## start

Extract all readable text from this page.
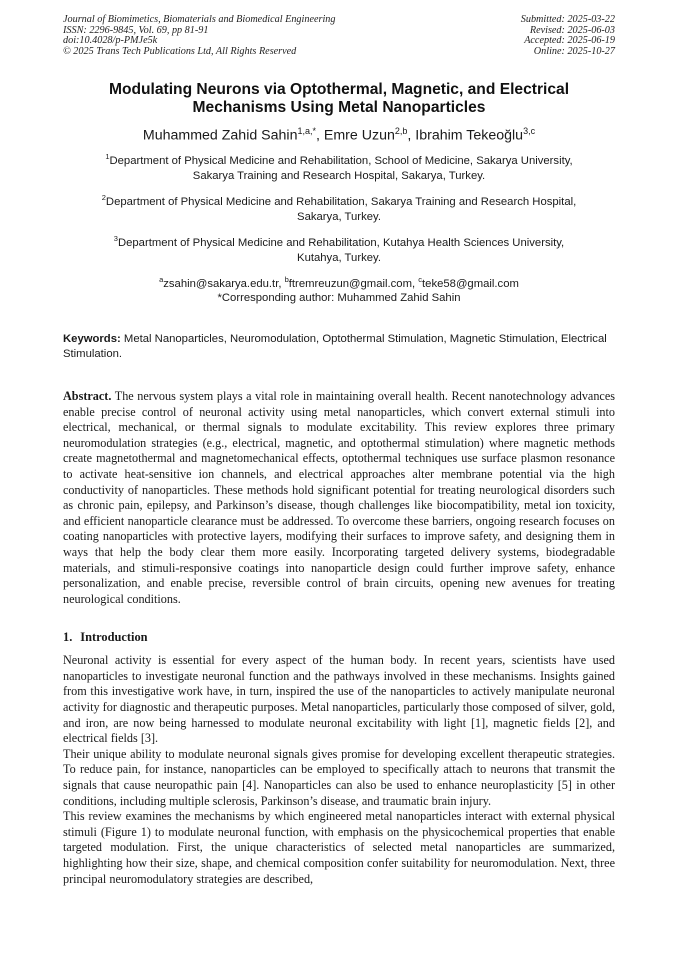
Journal of Biomimetics, Biomaterials and Biomedical Engineering
ISSN: 2296-9845, Vol. 69, pp 81-91
doi:10.4028/p-PMJe5k
© 2025 Trans Tech Publications Ltd, All Rights Reserved
Submitted: 2025-03-22
Revised: 2025-06-03
Accepted: 2025-06-19
Online: 2025-10-27
Modulating Neurons via Optothermal, Magnetic, and Electrical
Mechanisms Using Metal Nanoparticles
Muhammed Zahid Sahin$^{1,a,*}$, Emre Uzun$^{2,b}$, Ibrahim Tekeoğlu$^{3,c}$

$^1$Department of Physical Medicine and Rehabilitation, School of Medicine, Sakarya University,
Sakarya Training and Research Hospital, Sakarya, Turkey.

$^2$Department of Physical Medicine and Rehabilitation, Sakarya Training and Research Hospital,
Sakarya, Turkey.

$^3$Department of Physical Medicine and Rehabilitation, Kutahya Health Sciences University,
Kutahya, Turkey.

$^a$zsahin@sakarya.edu.tr, $^b$ftremreuzun@gmail.com, $^c$teke58@gmail.com
*Corresponding author: Muhammed Zahid Sahin
Keywords: Metal Nanoparticles, Neuromodulation, Optothermal Stimulation, Magnetic Stimulation, Electrical Stimulation.

Abstract. The nervous system plays a vital role in maintaining overall health. Recent nanotechnology advances enable precise control of neuronal activity using metal nanoparticles, which convert external stimuli into electrical, mechanical, or thermal signals to modulate excitability. This review explores three primary neuromodulation strategies (e.g., electrical, magnetic, and optothermal stimulation) where magnetic methods create magnetothermal and magnetomechanical effects, optothermal techniques use surface plasmon resonance to activate heat-sensitive ion channels, and electrical approaches alter membrane potential via the high conductivity of nanoparticles. These methods hold significant potential for treating neurological disorders such as chronic pain, epilepsy, and Parkinson’s disease, though challenges like biocompatibility, metal ion toxicity, and efficient nanoparticle clearance must be addressed. To overcome these barriers, ongoing research focuses on coating nanoparticles with protective layers, modifying their surfaces to improve safety, and designing them in ways that help the body clear them more easily. Incorporating targeted delivery systems, biodegradable materials, and stimuli-responsive coatings into nanoparticle design could further improve safety, enhance personalization, and enable precise, reversible control of brain circuits, opening new avenues for treating neurological conditions.

1. Introduction

Neuronal activity is essential for every aspect of the human body. In recent years, scientists have used nanoparticles to investigate neuronal function and the pathways involved in these mechanisms. Insights gained from this investigative work have, in turn, inspired the use of the nanoparticles to actively manipulate neuronal activity for diagnostic and therapeutic purposes. Metal nanoparticles, particularly those composed of silver, gold, and iron, are now being harnessed to modulate neuronal excitability with light [1], magnetic fields [2], and electrical fields [3].

Their unique ability to modulate neuronal signals gives promise for developing excellent therapeutic strategies. To reduce pain, for instance, nanoparticles can be employed to specifically attach to neurons that transmit the signals that cause neuropathic pain [4]. Nanoparticles can also be used to enhance neuroplasticity [5] in other conditions, including multiple sclerosis, Parkinson’s disease, and traumatic brain injury.

This review examines the mechanisms by which engineered metal nanoparticles interact with external physical stimuli (Figure 1) to modulate neuronal function, with emphasis on the physicochemical properties that enable targeted modulation. First, the unique characteristics of selected metal nanoparticles are summarized, highlighting how their size, shape, and chemical composition confer suitability for neuromodulation. Next, three principal neuromodulatory strategies are described,
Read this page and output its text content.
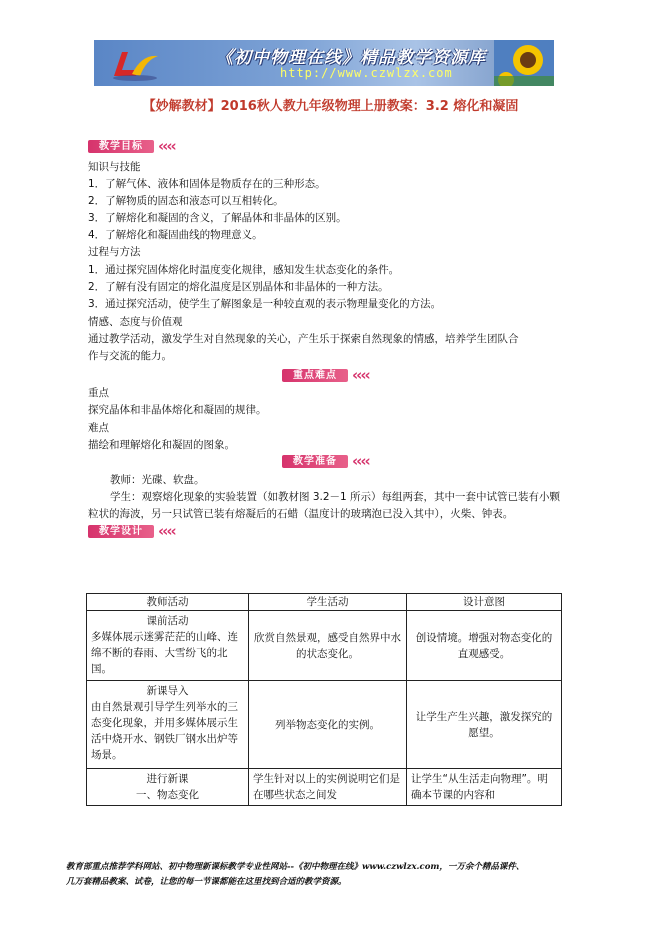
《初中物理在线》精品教学资源库
http://www.czwlzx.com
【妙解教材】2016秋人教九年级物理上册教案：3.2 熔化和凝固
教学目标	‹‹‹‹
知识与技能
1．了解气体、液体和固体是物质存在的三种形态。
2．了解物质的固态和液态可以互相转化。
3．了解熔化和凝固的含义，了解晶体和非晶体的区别。
4．了解熔化和凝固曲线的物理意义。
过程与方法
1．通过探究固体熔化时温度变化规律，感知发生状态变化的条件。
2．了解有没有固定的熔化温度是区别晶体和非晶体的一种方法。
3．通过探究活动，使学生了解图象是一种较直观的表示物理量变化的方法。
情感、态度与价值观
通过教学活动，激发学生对自然现象的关心，产生乐于探索自然现象的情感，培养学生团队合
作与交流的能力。
重点难点	‹‹‹‹
重点
探究晶体和非晶体熔化和凝固的规律。
难点
描绘和理解熔化和凝固的图象。
教学准备	‹‹‹‹
教师：光碟、软盘。
学生：观察熔化现象的实验装置（如教材图 3.2－1 所示）每组两套，其中一套中试管已装有小颗
粒状的海波，另一只试管已装有熔凝后的石蜡（温度计的玻璃泡已没入其中），火柴、钟表。
教学设计	‹‹‹‹
教师活动	学生活动	设计意图

课前活动
多媒体展示迷雾茫茫的山峰、连绵不断的春雨、大雪纷飞的北国。	欣赏自然景观，感受自然界中水的状态变化。	创设情境。增强对物态变化的直观感受。

新课导入
由自然景观引导学生列举水的三态变化现象，并用多媒体展示生活中烧开水、钢铁厂钢水出炉等场景。	列举物态变化的实例。	让学生产生兴趣，激发探究的愿望。

进行新课
一、物态变化	学生针对以上的实例说明它们是在哪些状态之间发	让学生“从生活走向物理”。明确本节课的内容和
教育部重点推荐学科网站、初中物理新课标教学专业性网站--《初中物理在线》www.czwlzx.com，一万余个精品课件、
几万套精品教案、试卷，让您的每一节课都能在这里找到合适的教学资源。
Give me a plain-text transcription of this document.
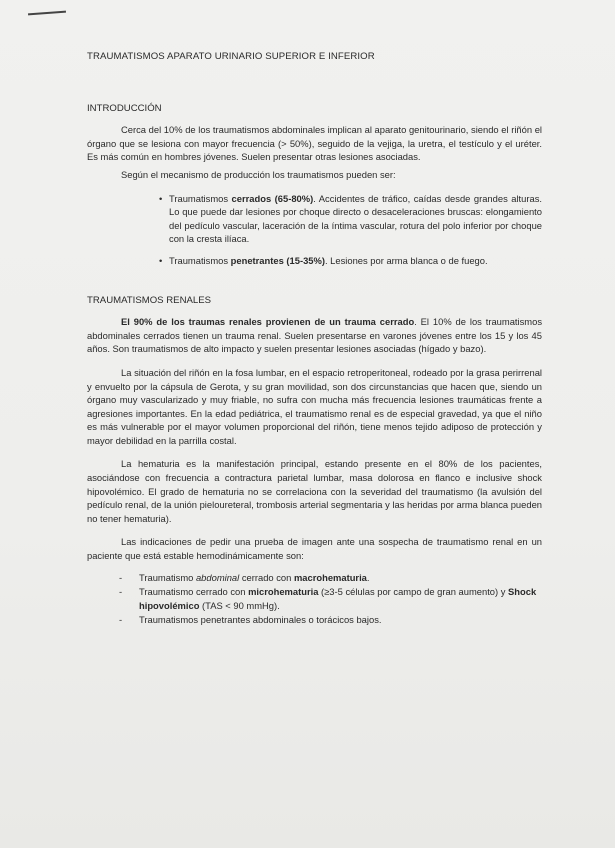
TRAUMATISMOS APARATO URINARIO SUPERIOR E INFERIOR
INTRODUCCIÓN

Cerca del 10% de los traumatismos abdominales implican al aparato genitourinario, siendo el riñón el órgano que se lesiona con mayor frecuencia (> 50%), seguido de la vejiga, la uretra, el testículo y el uréter. Es más común en hombres jóvenes. Suelen presentar otras lesiones asociadas.

Según el mecanismo de producción los traumatismos pueden ser:

• Traumatismos cerrados (65-80%). Accidentes de tráfico, caídas desde grandes alturas. Lo que puede dar lesiones por choque directo o desaceleraciones bruscas: elongamiento del pedículo vascular, laceración de la íntima vascular, rotura del polo inferior por choque con la cresta ilíaca.
• Traumatismos penetrantes (15-35%). Lesiones por arma blanca o de fuego.
TRAUMATISMOS RENALES

El 90% de los traumas renales provienen de un trauma cerrado. El 10% de los traumatismos abdominales cerrados tienen un trauma renal. Suelen presentarse en varones jóvenes entre los 15 y los 45 años. Son traumatismos de alto impacto y suelen presentar lesiones asociadas (hígado y bazo).

La situación del riñón en la fosa lumbar, en el espacio retroperitoneal, rodeado por la grasa perirrenal y envuelto por la cápsula de Gerota, y su gran movilidad, son dos circunstancias que hacen que, siendo un órgano muy vascularizado y muy friable, no sufra con mucha más frecuencia lesiones traumáticas frente a agresiones importantes. En la edad pediátrica, el traumatismo renal es de especial gravedad, ya que el niño es más vulnerable por el mayor volumen proporcional del riñón, tiene menos tejido adiposo de protección y mayor debilidad en la parrilla costal.

La hematuria es la manifestación principal, estando presente en el 80% de los pacientes, asociándose con frecuencia a contractura parietal lumbar, masa dolorosa en flanco e inclusive shock hipovolémico. El grado de hematuria no se correlaciona con la severidad del traumatismo (la avulsión del pedículo renal, de la unión pieloureteral, trombosis arterial segmentaria y las heridas por arma blanca pueden no tener hematuria).

Las indicaciones de pedir una prueba de imagen ante una sospecha de traumatismo renal en un paciente que está estable hemodinámicamente son:

- Traumatismo abdominal cerrado con macrohematuria.
- Traumatismo cerrado con microhematuria (≥3-5 células por campo de gran aumento) y Shock hipovolémico (TAS < 90 mmHg).
- Traumatismos penetrantes abdominales o torácicos bajos.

## end

__What to produce__: Copy the entries above faithfully and omit every image.

__Exercise response__:
Extract all readable text from this page.
Journal of Biomimetics, Biomaterials and Biomedical Engineering
ISSN: 2296-9845, Vol. 69, pp 81-91
doi:10.4028/p-PMJe5k
© 2025 Trans Tech Publications Ltd, All Rights Reserved
Submitted: 2025-03-22
Revised: 2025-06-03
Accepted: 2025-06-19
Online: 2025-10-27
Modulating Neurons via Optothermal, Magnetic, and Electrical
Mechanisms Using Metal Nanoparticles
Muhammed Zahid Sahin$^{1,a,*}$, Emre Uzun$^{2,b}$, Ibrahim Tekeoğlu$^{3,c}$

$^1$Department of Physical Medicine and Rehabilitation, School of Medicine, Sakarya University,
Sakarya Training and Research Hospital, Sakarya, Turkey.

$^2$Department of Physical Medicine and Rehabilitation, Sakarya Training and Research Hospital,
Sakarya, Turkey.

$^3$Department of Physical Medicine and Rehabilitation, Kutahya Health Sciences University,
Kutahya, Turkey.

$^a$zsahin@sakarya.edu.tr, $^b$ftremreuzun@gmail.com, $^c$teke58@gmail.com
*Corresponding author: Muhammed Zahid Sahin
Keywords: Metal Nanoparticles, Neuromodulation, Optothermal Stimulation, Magnetic Stimulation, Electrical Stimulation.

Abstract. The nervous system plays a vital role in maintaining overall health. Recent nanotechnology advances enable precise control of neuronal activity using metal nanoparticles, which convert external stimuli into electrical, mechanical, or thermal signals to modulate excitability. This review explores three primary neuromodulation strategies (e.g., electrical, magnetic, and optothermal stimulation) where magnetic methods create magnetothermal and magnetomechanical effects, optothermal techniques use surface plasmon resonance to activate heat-sensitive ion channels, and electrical approaches alter membrane potential via the high conductivity of nanoparticles. These methods hold significant potential for treating neurological disorders such as chronic pain, epilepsy, and Parkinson’s disease, though challenges like biocompatibility, metal ion toxicity, and efficient nanoparticle clearance must be addressed. To overcome these barriers, ongoing research focuses on coating nanoparticles with protective layers, modifying their surfaces to improve safety, and designing them in ways that help the body clear them more easily. Incorporating targeted delivery systems, biodegradable materials, and stimuli-responsive coatings into nanoparticle design could further improve safety, enhance personalization, and enable precise, reversible control of brain circuits, opening new avenues for treating neurological conditions.

1. Introduction

Neuronal activity is essential for every aspect of the human body. In recent years, scientists have used nanoparticles to investigate neuronal function and the pathways involved in these mechanisms. Insights gained from this investigative work have, in turn, inspired the use of the nanoparticles to actively manipulate neuronal activity for diagnostic and therapeutic purposes. Metal nanoparticles, particularly those composed of silver, gold, and iron, are now being harnessed to modulate neuronal excitability with light [1], magnetic fields [2], and electrical fields [3].

Their unique ability to modulate neuronal signals gives promise for developing excellent therapeutic strategies. To reduce pain, for instance, nanoparticles can be employed to specifically attach to neurons that transmit the signals that cause neuropathic pain [4]. Nanoparticles can also be used to enhance neuroplasticity [5] in other conditions, including multiple sclerosis, Parkinson’s disease, and traumatic brain injury.

This review examines the mechanisms by which engineered metal nanoparticles interact with external physical stimuli (Figure 1) to modulate neuronal function, with emphasis on the physicochemical properties that enable targeted modulation. First, the unique characteristics of selected metal nanoparticles are summarized, highlighting how their size, shape, and chemical composition confer suitability for neuromodulation. Next, three principal neuromodulatory strategies are described,
Read this page and output its text content.
《初中物理在线》精品教学资源库
http://www.czwlzx.com
【妙解教材】2016秋人教九年级物理上册教案：3.2 熔化和凝固
教学目标	‹‹‹‹
知识与技能
1．了解气体、液体和固体是物质存在的三种形态。
2．了解物质的固态和液态可以互相转化。
3．了解熔化和凝固的含义，了解晶体和非晶体的区别。
4．了解熔化和凝固曲线的物理意义。
过程与方法
1．通过探究固体熔化时温度变化规律，感知发生状态变化的条件。
2．了解有没有固定的熔化温度是区别晶体和非晶体的一种方法。
3．通过探究活动，使学生了解图象是一种较直观的表示物理量变化的方法。
情感、态度与价值观
通过教学活动，激发学生对自然现象的关心，产生乐于探索自然现象的情感，培养学生团队合
作与交流的能力。
重点难点	‹‹‹‹
重点
探究晶体和非晶体熔化和凝固的规律。
难点
描绘和理解熔化和凝固的图象。
教学准备	‹‹‹‹
教师：光碟、软盘。
学生：观察熔化现象的实验装置（如教材图 3.2－1 所示）每组两套，其中一套中试管已装有小颗
粒状的海波，另一只试管已装有熔凝后的石蜡（温度计的玻璃泡已没入其中），火柴、钟表。
教学设计	‹‹‹‹
教师活动	学生活动	设计意图

课前活动
多媒体展示迷雾茫茫的山峰、连绵不断的春雨、大雪纷飞的北国。	欣赏自然景观，感受自然界中水的状态变化。	创设情境。增强对物态变化的直观感受。

新课导入
由自然景观引导学生列举水的三态变化现象，并用多媒体展示生活中烧开水、钢铁厂钢水出炉等场景。	列举物态变化的实例。	让学生产生兴趣，激发探究的愿望。

进行新课
一、物态变化	学生针对以上的实例说明它们是在哪些状态之间发	让学生“从生活走向物理”。明确本节课的内容和
教育部重点推荐学科网站、初中物理新课标教学专业性网站--《初中物理在线》www.czwlzx.com，一万余个精品课件、
几万套精品教案、试卷，让您的每一节课都能在这里找到合适的教学资源。
Give me a plain-text transcription of this document.
TRAUMATISMOS APARATO URINARIO SUPERIOR E INFERIOR
INTRODUCCIÓN

Cerca del 10% de los traumatismos abdominales implican al aparato genitourinario, siendo el riñón el órgano que se lesiona con mayor frecuencia (> 50%), seguido de la vejiga, la uretra, el testículo y el uréter. Es más común en hombres jóvenes. Suelen presentar otras lesiones asociadas.

Según el mecanismo de producción los traumatismos pueden ser:

• Traumatismos cerrados (65-80%). Accidentes de tráfico, caídas desde grandes alturas. Lo que puede dar lesiones por choque directo o desaceleraciones bruscas: elongamiento del pedículo vascular, laceración de la íntima vascular, rotura del polo inferior por choque con la cresta ilíaca.
• Traumatismos penetrantes (15-35%). Lesiones por arma blanca o de fuego.
TRAUMATISMOS RENALES

El 90% de los traumas renales provienen de un trauma cerrado. El 10% de los traumatismos abdominales cerrados tienen un trauma renal. Suelen presentarse en varones jóvenes entre los 15 y los 45 años. Son traumatismos de alto impacto y suelen presentar lesiones asociadas (hígado y bazo).

La situación del riñón en la fosa lumbar, en el espacio retroperitoneal, rodeado por la grasa perirrenal y envuelto por la cápsula de Gerota, y su gran movilidad, son dos circunstancias que hacen que, siendo un órgano muy vascularizado y muy friable, no sufra con mucha más frecuencia lesiones traumáticas frente a agresiones importantes. En la edad pediátrica, el traumatismo renal es de especial gravedad, ya que el niño es más vulnerable por el mayor volumen proporcional del riñón, tiene menos tejido adiposo de protección y mayor debilidad en la parrilla costal.

La hematuria es la manifestación principal, estando presente en el 80% de los pacientes, asociándose con frecuencia a contractura parietal lumbar, masa dolorosa en flanco e inclusive shock hipovolémico. El grado de hematuria no se correlaciona con la severidad del traumatismo (la avulsión del pedículo renal, de la unión pieloureteral, trombosis arterial segmentaria y las heridas por arma blanca pueden no tener hematuria).

Las indicaciones de pedir una prueba de imagen ante una sospecha de traumatismo renal en un paciente que está estable hemodinámicamente son:

- Traumatismo abdominal cerrado con macrohematuria.
- Traumatismo cerrado con microhematuria (≥3-5 células por campo de gran aumento) y Shock hipovolémico (TAS < 90 mmHg).
- Traumatismos penetrantes abdominales o torácicos bajos.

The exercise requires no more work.